### Stored data

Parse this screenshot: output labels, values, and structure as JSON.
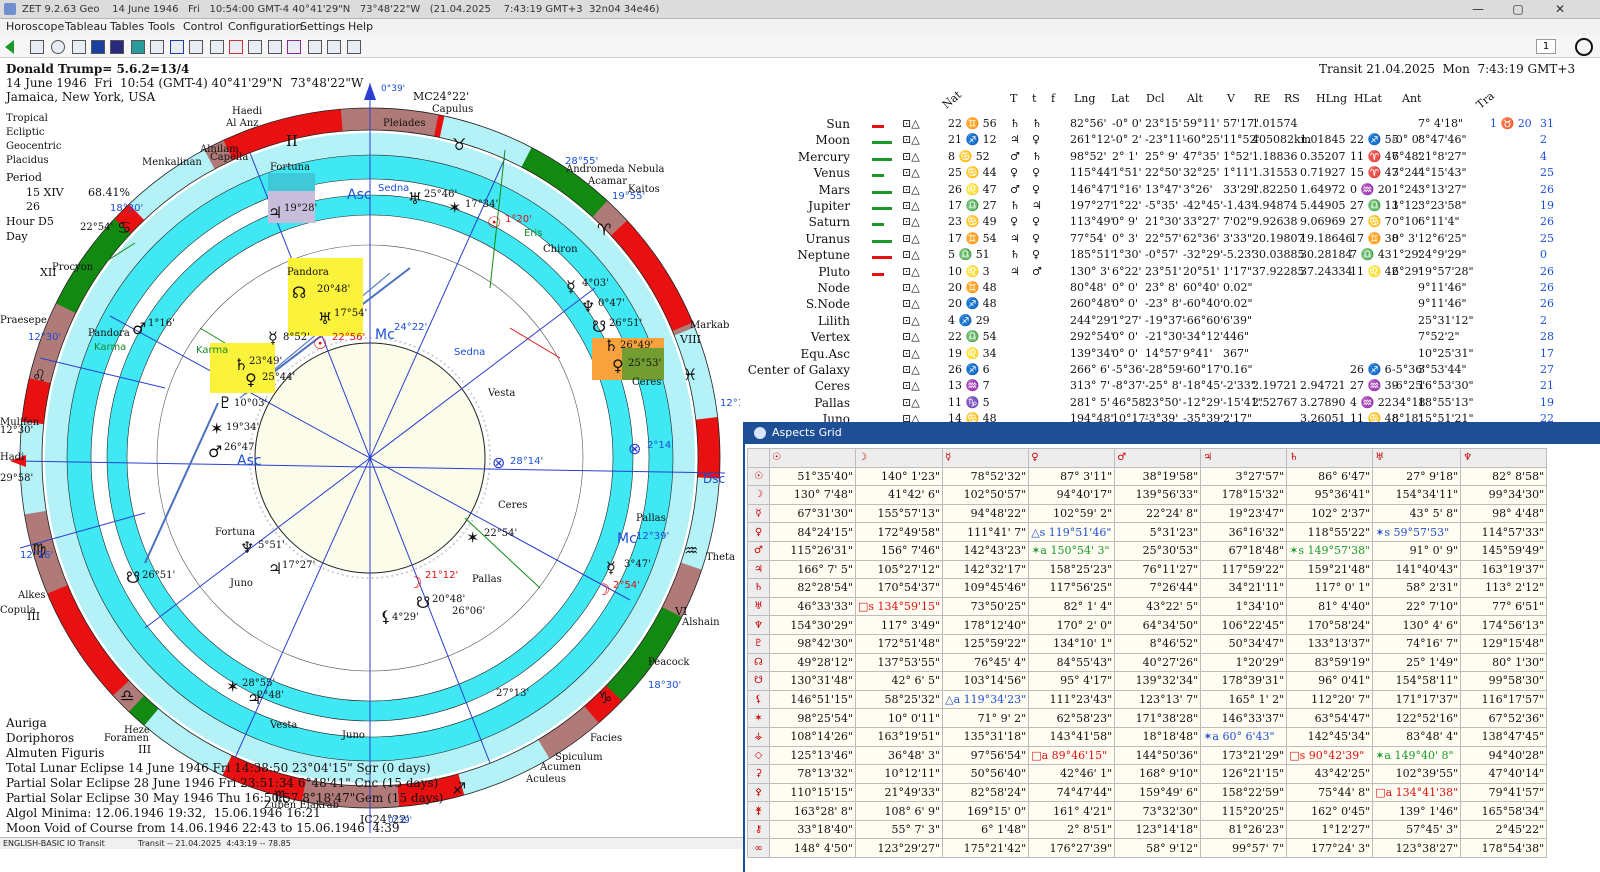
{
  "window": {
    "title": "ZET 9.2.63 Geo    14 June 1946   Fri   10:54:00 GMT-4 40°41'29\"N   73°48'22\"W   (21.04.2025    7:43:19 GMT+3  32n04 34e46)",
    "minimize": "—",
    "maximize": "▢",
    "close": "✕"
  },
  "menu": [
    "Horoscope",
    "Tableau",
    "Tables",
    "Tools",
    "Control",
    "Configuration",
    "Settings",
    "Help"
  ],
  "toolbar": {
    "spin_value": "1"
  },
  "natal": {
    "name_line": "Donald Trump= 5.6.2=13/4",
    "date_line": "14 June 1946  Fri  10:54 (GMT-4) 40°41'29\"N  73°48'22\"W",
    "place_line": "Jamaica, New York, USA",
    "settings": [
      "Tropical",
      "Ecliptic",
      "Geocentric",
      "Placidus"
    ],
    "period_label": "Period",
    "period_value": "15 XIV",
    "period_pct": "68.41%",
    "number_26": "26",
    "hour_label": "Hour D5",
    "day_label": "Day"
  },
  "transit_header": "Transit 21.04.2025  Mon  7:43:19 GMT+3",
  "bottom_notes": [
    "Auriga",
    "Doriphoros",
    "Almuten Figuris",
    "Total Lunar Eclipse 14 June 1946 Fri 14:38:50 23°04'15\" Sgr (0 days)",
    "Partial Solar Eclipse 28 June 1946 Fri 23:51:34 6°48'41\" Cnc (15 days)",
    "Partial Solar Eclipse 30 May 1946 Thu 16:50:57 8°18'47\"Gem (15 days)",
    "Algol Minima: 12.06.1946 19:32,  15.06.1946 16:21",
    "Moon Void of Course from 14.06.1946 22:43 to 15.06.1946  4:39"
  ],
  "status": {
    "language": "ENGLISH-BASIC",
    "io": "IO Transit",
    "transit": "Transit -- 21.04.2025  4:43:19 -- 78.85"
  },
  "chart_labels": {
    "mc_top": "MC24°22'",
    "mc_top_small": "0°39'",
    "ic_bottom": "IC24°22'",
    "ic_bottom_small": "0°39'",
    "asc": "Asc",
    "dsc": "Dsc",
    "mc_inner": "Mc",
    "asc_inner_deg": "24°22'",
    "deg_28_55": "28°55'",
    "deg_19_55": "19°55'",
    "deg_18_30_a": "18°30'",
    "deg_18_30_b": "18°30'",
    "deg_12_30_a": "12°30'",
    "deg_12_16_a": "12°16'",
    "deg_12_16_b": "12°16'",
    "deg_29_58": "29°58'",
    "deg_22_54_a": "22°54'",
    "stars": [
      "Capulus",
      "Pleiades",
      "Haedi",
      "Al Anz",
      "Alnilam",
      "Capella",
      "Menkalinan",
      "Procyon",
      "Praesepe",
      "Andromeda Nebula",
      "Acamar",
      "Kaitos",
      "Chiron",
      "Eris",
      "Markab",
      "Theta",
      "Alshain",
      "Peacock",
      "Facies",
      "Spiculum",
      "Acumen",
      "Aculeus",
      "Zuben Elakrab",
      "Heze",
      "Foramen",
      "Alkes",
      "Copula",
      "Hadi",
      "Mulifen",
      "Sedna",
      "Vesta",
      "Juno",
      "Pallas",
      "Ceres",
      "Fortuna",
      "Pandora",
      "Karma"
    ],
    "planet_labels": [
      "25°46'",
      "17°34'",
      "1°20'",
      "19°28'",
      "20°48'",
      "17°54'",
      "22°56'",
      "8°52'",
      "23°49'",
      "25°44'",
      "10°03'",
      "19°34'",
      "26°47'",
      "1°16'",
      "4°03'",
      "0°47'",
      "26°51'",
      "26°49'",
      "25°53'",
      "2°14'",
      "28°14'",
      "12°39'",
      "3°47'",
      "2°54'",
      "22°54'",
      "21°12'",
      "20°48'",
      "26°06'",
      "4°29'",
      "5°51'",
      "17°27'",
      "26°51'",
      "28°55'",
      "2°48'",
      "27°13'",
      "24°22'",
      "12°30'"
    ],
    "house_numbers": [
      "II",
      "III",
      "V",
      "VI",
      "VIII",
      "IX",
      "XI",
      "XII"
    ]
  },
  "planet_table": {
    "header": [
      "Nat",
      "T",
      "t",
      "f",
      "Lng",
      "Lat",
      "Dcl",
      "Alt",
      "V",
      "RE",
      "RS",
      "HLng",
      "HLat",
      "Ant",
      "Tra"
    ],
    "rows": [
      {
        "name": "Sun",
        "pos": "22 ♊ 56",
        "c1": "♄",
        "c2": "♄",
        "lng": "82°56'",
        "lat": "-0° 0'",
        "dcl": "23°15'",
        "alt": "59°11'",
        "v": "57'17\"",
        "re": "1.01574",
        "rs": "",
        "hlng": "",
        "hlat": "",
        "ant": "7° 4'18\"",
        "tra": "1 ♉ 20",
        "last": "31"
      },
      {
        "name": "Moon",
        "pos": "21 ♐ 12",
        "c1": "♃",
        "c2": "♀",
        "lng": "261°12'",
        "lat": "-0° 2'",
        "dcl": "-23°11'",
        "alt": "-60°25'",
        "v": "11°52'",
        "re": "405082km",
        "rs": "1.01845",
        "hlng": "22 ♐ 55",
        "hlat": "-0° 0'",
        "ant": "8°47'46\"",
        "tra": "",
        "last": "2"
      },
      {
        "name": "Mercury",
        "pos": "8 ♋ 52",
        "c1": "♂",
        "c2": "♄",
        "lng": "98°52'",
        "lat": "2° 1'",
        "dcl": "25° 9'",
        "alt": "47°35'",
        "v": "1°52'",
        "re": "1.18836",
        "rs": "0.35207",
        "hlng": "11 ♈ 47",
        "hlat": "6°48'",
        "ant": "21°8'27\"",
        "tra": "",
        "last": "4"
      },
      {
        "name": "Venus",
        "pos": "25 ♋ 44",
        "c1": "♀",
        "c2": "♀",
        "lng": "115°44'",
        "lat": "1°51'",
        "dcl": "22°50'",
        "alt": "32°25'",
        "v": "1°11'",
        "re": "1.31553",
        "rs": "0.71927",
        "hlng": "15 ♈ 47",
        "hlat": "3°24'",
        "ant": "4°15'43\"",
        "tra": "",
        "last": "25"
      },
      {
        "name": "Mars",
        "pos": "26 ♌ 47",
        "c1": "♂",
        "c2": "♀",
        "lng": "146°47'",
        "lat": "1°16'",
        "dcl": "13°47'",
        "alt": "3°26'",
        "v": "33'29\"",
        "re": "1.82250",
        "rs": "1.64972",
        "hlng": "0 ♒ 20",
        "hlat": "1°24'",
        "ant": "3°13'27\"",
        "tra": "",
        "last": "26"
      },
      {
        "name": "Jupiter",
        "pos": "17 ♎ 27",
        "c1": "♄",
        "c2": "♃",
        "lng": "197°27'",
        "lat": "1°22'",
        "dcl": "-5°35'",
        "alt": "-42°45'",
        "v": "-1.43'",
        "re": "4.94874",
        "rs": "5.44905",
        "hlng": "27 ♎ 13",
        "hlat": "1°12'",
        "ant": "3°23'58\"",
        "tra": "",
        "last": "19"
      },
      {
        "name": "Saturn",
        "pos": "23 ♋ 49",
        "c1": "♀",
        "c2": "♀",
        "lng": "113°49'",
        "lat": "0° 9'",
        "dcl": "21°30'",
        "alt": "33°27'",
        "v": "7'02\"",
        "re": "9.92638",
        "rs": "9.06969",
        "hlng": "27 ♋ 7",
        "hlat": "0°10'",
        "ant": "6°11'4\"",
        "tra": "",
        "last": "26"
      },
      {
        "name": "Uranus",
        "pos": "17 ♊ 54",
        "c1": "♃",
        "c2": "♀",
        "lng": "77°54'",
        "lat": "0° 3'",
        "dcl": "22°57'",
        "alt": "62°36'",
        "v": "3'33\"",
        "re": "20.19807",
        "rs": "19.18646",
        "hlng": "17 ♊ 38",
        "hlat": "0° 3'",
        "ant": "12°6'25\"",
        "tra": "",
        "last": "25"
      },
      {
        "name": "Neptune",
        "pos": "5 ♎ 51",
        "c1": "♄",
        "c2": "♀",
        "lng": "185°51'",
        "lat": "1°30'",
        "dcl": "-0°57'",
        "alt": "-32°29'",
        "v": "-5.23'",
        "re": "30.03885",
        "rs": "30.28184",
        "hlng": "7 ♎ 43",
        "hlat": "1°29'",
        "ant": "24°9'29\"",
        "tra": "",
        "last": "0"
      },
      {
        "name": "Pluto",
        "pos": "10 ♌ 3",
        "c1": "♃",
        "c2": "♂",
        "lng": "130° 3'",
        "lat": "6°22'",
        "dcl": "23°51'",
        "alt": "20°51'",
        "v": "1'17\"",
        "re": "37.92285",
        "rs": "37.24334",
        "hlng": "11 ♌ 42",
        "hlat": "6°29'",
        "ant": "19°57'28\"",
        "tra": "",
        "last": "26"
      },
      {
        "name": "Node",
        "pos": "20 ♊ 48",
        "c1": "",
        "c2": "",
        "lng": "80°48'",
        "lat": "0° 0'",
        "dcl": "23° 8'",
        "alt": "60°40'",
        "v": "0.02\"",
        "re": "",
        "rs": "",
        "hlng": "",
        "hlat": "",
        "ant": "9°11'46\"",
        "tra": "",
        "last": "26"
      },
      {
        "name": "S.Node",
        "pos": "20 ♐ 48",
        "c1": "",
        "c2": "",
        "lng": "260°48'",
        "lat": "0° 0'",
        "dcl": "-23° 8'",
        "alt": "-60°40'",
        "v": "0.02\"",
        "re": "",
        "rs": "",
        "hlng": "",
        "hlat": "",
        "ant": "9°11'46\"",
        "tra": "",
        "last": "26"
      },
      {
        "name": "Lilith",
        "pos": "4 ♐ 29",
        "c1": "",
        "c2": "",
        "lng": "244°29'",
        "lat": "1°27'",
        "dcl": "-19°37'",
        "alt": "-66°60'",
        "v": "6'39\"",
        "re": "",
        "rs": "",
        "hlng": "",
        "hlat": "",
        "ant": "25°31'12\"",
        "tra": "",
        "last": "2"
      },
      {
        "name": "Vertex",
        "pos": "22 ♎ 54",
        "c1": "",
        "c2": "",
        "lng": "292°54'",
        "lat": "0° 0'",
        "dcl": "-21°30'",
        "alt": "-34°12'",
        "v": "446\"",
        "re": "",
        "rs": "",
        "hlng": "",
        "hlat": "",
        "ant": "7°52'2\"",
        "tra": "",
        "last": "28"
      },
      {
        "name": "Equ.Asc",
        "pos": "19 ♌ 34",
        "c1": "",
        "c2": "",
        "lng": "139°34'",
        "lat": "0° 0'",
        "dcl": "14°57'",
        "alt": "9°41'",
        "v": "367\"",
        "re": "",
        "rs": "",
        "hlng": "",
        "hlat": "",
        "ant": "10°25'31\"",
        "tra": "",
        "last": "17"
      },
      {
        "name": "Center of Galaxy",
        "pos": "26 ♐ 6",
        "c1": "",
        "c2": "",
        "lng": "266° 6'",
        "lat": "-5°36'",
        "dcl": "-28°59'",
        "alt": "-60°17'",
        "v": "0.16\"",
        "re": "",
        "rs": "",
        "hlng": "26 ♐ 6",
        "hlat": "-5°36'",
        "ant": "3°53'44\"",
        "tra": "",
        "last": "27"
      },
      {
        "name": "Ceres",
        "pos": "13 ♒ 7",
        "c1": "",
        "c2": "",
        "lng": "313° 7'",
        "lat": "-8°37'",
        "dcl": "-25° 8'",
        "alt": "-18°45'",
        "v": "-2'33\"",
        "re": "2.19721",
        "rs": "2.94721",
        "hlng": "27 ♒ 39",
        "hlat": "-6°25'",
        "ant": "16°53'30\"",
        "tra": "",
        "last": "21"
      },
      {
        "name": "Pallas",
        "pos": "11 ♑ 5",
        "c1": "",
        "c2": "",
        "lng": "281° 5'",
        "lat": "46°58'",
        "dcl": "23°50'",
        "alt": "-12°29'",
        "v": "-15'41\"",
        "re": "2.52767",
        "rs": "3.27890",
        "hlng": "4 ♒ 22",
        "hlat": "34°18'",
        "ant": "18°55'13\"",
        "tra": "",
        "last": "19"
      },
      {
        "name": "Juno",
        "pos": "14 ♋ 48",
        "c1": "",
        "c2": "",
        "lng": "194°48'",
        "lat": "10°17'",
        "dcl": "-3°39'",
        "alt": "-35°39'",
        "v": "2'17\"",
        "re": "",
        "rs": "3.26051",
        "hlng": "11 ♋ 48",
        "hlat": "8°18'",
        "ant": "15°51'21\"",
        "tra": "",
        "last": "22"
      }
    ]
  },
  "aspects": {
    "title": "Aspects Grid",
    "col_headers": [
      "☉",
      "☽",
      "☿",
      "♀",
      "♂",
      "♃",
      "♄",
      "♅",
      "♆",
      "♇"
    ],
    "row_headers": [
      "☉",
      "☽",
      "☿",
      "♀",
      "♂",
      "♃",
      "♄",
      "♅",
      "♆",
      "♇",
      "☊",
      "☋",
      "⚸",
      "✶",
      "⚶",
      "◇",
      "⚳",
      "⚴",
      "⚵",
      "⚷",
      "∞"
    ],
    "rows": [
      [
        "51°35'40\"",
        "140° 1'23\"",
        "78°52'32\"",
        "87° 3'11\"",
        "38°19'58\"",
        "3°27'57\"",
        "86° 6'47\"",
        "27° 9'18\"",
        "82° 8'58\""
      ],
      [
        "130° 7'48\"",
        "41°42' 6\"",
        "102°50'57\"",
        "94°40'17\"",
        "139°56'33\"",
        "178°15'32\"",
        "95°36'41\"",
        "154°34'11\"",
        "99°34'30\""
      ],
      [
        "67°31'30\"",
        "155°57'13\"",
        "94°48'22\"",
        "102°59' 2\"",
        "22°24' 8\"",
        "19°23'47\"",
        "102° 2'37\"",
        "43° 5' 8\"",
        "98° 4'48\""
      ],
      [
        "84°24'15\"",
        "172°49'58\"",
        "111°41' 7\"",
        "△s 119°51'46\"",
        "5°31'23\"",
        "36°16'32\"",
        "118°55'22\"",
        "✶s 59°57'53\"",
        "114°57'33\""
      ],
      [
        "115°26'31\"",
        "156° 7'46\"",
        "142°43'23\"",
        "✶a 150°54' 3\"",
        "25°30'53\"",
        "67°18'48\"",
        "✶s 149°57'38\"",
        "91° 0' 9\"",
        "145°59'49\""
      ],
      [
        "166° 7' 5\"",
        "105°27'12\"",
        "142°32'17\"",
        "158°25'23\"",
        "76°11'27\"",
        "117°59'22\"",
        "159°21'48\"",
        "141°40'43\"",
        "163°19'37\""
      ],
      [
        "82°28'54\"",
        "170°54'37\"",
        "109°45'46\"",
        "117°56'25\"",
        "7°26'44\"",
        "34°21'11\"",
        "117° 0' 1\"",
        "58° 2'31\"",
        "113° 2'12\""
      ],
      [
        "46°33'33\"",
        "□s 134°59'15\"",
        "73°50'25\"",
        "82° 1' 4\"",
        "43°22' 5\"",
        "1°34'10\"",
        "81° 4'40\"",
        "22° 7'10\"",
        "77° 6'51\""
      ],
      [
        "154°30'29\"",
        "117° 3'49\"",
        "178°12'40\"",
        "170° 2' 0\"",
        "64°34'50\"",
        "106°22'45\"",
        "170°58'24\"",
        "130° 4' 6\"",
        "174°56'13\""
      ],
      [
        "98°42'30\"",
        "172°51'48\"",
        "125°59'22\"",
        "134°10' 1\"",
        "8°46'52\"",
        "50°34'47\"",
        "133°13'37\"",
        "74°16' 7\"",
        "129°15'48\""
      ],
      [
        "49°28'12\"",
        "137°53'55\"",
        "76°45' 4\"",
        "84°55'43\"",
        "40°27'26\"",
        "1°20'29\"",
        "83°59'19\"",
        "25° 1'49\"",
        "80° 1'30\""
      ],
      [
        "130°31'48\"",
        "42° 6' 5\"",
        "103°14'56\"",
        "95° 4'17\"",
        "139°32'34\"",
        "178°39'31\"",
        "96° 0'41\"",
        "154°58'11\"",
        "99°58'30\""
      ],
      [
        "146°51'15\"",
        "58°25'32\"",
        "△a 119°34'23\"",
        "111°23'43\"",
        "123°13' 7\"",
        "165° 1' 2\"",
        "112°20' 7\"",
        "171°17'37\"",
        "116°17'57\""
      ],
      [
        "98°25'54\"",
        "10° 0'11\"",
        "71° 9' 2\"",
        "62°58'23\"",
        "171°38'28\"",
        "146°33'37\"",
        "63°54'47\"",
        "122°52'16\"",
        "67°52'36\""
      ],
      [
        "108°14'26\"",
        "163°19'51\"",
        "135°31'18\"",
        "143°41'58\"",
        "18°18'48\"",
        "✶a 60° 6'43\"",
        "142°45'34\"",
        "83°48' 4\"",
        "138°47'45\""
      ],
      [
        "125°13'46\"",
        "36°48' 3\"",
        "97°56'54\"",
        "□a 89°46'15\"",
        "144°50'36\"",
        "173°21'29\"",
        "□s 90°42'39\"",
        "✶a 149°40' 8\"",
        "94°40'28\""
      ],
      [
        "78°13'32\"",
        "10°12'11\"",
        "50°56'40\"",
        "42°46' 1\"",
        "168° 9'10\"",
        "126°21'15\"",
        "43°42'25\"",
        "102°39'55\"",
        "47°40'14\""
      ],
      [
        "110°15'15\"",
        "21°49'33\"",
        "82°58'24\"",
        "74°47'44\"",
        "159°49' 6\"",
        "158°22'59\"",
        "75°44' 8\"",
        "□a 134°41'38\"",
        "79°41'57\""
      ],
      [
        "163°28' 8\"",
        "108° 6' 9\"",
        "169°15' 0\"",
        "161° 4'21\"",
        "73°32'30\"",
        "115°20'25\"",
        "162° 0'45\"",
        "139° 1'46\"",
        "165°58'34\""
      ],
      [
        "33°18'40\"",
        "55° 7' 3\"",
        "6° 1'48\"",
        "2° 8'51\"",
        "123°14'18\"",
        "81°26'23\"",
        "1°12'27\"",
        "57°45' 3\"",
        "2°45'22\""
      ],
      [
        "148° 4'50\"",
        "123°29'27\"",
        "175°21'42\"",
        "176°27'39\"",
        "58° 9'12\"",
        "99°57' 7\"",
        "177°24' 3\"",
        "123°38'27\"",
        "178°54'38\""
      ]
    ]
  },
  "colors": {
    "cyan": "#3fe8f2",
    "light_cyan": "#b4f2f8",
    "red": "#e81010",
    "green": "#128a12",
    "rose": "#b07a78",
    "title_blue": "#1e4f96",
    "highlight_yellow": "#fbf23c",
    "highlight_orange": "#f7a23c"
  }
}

### Goal
In the records above, how many lines contain the string "Moon"? State that number only.

### Exercise answer
2